#### TASK TO CARRY OUT:
Please print the full listing exactly.

>> Start DATA SUPPLIED

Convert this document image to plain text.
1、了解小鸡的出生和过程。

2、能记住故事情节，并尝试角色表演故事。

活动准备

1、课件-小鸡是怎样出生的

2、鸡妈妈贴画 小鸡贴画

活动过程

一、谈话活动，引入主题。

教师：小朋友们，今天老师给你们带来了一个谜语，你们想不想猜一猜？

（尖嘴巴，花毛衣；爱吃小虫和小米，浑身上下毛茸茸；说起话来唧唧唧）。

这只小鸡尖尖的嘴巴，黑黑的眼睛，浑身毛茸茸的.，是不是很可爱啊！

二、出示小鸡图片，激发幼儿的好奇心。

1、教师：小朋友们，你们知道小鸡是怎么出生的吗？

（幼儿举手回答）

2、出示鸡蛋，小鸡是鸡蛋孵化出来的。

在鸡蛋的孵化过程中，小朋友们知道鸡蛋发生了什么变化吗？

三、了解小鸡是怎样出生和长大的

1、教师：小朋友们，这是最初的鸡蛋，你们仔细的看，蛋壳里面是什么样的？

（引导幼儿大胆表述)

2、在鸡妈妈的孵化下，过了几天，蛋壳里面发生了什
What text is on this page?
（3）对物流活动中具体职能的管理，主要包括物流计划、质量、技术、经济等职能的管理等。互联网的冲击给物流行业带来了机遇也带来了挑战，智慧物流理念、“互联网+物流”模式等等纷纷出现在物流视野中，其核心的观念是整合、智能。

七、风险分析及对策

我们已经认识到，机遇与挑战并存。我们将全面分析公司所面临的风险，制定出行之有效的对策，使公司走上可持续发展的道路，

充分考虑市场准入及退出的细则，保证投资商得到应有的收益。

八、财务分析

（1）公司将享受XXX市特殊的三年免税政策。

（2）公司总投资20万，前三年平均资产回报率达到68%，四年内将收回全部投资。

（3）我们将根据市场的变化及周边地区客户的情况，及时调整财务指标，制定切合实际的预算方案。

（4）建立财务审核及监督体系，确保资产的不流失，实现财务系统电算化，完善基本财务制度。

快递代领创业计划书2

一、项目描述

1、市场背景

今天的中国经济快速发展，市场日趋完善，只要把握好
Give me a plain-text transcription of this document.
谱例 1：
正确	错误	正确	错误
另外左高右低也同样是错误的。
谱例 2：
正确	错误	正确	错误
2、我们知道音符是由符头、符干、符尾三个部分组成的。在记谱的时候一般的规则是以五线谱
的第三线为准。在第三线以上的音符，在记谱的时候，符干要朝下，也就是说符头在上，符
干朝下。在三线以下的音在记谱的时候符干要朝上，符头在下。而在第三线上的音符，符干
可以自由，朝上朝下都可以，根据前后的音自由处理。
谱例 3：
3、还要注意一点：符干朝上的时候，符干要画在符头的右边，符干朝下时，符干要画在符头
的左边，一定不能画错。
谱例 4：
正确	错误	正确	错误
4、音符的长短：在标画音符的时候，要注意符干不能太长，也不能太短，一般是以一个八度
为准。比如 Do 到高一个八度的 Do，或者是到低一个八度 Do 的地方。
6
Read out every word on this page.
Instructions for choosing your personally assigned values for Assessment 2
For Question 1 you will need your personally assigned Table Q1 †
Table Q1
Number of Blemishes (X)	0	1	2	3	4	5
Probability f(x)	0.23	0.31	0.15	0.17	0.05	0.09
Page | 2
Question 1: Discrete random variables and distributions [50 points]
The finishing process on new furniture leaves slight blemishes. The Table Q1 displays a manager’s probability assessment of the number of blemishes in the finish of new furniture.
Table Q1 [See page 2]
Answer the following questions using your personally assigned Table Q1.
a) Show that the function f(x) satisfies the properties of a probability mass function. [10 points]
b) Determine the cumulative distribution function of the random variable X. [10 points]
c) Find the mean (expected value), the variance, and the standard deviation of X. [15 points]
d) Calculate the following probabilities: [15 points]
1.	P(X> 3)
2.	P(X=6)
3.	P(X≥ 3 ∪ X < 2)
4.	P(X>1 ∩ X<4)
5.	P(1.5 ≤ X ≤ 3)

>> End DATA SUPPLIED

#### SOLUTION TO THE EXERCISE:
Convert this document image to plain text.
1、了解小鸡的出生和过程。

2、能记住故事情节，并尝试角色表演故事。

活动准备

1、课件-小鸡是怎样出生的

2、鸡妈妈贴画 小鸡贴画

活动过程

一、谈话活动，引入主题。

教师：小朋友们，今天老师给你们带来了一个谜语，你们想不想猜一猜？

（尖嘴巴，花毛衣；爱吃小虫和小米，浑身上下毛茸茸；说起话来唧唧唧）。

这只小鸡尖尖的嘴巴，黑黑的眼睛，浑身毛茸茸的.，是不是很可爱啊！

二、出示小鸡图片，激发幼儿的好奇心。

1、教师：小朋友们，你们知道小鸡是怎么出生的吗？

（幼儿举手回答）

2、出示鸡蛋，小鸡是鸡蛋孵化出来的。

在鸡蛋的孵化过程中，小朋友们知道鸡蛋发生了什么变化吗？

三、了解小鸡是怎样出生和长大的

1、教师：小朋友们，这是最初的鸡蛋，你们仔细的看，蛋壳里面是什么样的？

（引导幼儿大胆表述)

2、在鸡妈妈的孵化下，过了几天，蛋壳里面发生了什
What text is on this page?
（3）对物流活动中具体职能的管理，主要包括物流计划、质量、技术、经济等职能的管理等。互联网的冲击给物流行业带来了机遇也带来了挑战，智慧物流理念、“互联网+物流”模式等等纷纷出现在物流视野中，其核心的观念是整合、智能。

七、风险分析及对策

我们已经认识到，机遇与挑战并存。我们将全面分析公司所面临的风险，制定出行之有效的对策，使公司走上可持续发展的道路，

充分考虑市场准入及退出的细则，保证投资商得到应有的收益。

八、财务分析

（1）公司将享受XXX市特殊的三年免税政策。

（2）公司总投资20万，前三年平均资产回报率达到68%，四年内将收回全部投资。

（3）我们将根据市场的变化及周边地区客户的情况，及时调整财务指标，制定切合实际的预算方案。

（4）建立财务审核及监督体系，确保资产的不流失，实现财务系统电算化，完善基本财务制度。

快递代领创业计划书2

一、项目描述

1、市场背景

今天的中国经济快速发展，市场日趋完善，只要把握好
Give me a plain-text transcription of this document.
谱例 1：
正确	错误	正确	错误
另外左高右低也同样是错误的。
谱例 2：
正确	错误	正确	错误
2、我们知道音符是由符头、符干、符尾三个部分组成的。在记谱的时候一般的规则是以五线谱
的第三线为准。在第三线以上的音符，在记谱的时候，符干要朝下，也就是说符头在上，符
干朝下。在三线以下的音在记谱的时候符干要朝上，符头在下。而在第三线上的音符，符干
可以自由，朝上朝下都可以，根据前后的音自由处理。
谱例 3：
3、还要注意一点：符干朝上的时候，符干要画在符头的右边，符干朝下时，符干要画在符头
的左边，一定不能画错。
谱例 4：
正确	错误	正确	错误
4、音符的长短：在标画音符的时候，要注意符干不能太长，也不能太短，一般是以一个八度
为准。比如 Do 到高一个八度的 Do，或者是到低一个八度 Do 的地方。
6
Read out every word on this page.
Instructions for choosing your personally assigned values for Assessment 2
For Question 1 you will need your personally assigned Table Q1 †
Table Q1
Number of Blemishes (X)	0	1	2	3	4	5
Probability f(x)	0.23	0.31	0.15	0.17	0.05	0.09
Page | 2
Question 1: Discrete random variables and distributions [50 points]
The finishing process on new furniture leaves slight blemishes. The Table Q1 displays a manager’s probability assessment of the number of blemishes in the finish of new furniture.
Table Q1 [See page 2]
Answer the following questions using your personally assigned Table Q1.
a) Show that the function f(x) satisfies the properties of a probability mass function. [10 points]
b) Determine the cumulative distribution function of the random variable X. [10 points]
c) Find the mean (expected value), the variance, and the standard deviation of X. [15 points]
d) Calculate the following probabilities: [15 points]
1.	P(X> 3)
2.	P(X=6)
3.	P(X≥ 3 ∪ X < 2)
4.	P(X>1 ∩ X<4)
5.	P(1.5 ≤ X ≤ 3)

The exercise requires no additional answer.